Give only the number of lines that contain the word "kidney".

[INPUT ROWS start]

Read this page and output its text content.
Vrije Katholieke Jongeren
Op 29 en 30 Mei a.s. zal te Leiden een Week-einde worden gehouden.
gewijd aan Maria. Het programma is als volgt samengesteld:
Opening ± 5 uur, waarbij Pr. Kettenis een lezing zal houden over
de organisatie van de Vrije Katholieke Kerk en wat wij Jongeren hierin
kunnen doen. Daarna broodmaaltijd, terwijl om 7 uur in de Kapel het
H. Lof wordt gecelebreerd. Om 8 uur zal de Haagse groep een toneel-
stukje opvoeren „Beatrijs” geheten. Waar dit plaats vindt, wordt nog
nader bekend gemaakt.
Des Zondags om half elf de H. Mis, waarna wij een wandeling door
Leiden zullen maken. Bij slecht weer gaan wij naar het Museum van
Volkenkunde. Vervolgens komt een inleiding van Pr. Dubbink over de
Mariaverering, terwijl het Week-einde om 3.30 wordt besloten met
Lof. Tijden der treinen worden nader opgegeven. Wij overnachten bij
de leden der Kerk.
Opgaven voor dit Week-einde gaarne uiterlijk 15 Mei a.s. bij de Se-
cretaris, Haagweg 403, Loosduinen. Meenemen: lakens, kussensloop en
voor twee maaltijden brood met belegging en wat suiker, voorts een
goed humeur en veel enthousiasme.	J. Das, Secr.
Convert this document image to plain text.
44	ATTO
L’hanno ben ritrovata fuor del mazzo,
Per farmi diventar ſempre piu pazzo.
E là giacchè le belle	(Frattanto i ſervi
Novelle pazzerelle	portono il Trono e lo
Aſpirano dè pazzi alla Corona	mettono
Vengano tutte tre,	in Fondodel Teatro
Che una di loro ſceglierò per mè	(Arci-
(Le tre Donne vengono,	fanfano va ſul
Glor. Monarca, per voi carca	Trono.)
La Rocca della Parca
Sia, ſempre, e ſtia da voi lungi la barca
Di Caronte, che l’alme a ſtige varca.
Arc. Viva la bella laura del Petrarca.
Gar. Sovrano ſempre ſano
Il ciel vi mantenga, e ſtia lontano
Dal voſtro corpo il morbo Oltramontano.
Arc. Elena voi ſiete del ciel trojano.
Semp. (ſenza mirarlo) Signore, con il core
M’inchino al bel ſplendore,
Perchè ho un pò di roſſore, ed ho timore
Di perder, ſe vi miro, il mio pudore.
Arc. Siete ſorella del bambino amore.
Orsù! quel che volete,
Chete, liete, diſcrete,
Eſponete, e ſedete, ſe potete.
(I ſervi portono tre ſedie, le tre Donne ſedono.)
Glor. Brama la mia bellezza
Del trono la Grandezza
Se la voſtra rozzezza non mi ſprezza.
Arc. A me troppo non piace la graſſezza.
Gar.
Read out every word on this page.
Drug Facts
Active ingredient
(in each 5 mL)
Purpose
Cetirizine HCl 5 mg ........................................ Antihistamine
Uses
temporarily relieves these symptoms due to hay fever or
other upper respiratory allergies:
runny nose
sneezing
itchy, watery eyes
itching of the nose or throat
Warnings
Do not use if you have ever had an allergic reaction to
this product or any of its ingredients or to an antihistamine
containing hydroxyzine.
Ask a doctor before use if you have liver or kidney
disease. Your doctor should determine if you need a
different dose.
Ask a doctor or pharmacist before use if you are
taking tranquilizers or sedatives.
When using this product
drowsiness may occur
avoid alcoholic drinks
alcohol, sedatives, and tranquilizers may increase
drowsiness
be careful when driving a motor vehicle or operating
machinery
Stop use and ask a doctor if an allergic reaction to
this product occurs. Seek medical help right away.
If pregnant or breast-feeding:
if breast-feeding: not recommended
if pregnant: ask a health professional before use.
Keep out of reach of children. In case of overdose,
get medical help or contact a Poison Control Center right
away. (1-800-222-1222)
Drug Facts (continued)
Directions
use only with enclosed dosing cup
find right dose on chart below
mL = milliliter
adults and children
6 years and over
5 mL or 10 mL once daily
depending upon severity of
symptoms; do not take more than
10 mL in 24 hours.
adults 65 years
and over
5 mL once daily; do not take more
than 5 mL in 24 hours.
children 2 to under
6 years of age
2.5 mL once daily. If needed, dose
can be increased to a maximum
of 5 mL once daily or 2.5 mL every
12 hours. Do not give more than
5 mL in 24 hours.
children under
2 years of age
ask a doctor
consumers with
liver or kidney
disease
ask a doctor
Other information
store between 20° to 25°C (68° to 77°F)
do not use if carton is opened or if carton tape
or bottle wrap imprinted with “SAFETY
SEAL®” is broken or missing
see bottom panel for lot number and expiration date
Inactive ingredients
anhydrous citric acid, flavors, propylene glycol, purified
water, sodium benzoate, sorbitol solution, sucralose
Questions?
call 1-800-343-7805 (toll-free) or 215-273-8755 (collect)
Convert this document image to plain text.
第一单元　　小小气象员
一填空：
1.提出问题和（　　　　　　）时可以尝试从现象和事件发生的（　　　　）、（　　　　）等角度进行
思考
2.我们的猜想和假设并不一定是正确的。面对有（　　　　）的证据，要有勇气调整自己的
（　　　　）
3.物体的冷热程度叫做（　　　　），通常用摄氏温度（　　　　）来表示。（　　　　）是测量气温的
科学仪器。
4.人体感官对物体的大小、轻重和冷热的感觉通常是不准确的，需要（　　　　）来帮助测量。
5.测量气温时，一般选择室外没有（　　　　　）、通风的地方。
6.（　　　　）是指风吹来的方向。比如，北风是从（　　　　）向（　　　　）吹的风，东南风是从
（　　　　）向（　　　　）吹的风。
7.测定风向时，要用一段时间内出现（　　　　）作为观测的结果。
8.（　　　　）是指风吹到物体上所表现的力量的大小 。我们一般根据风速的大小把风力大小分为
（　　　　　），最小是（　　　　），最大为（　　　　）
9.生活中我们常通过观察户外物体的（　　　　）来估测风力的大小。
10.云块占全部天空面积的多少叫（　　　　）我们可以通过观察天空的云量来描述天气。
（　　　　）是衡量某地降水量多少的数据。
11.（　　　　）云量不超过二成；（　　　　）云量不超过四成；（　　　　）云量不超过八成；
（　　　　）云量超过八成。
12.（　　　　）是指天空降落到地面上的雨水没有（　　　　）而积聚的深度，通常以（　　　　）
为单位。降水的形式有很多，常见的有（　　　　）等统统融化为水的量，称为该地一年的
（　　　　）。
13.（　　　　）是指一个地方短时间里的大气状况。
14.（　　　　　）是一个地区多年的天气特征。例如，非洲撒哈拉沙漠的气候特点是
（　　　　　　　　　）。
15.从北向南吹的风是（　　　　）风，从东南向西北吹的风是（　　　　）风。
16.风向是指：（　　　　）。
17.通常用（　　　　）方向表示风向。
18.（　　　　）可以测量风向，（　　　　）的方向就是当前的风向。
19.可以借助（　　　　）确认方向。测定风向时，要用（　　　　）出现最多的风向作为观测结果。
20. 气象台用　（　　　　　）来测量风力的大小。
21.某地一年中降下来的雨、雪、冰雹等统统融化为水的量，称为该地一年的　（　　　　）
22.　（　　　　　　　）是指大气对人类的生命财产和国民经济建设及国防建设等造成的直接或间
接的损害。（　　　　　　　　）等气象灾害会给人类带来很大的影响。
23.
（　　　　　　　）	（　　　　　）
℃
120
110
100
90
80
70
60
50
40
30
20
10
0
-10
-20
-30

[INPUT ROWS end]

RESULT OF THE EXERCISE: 2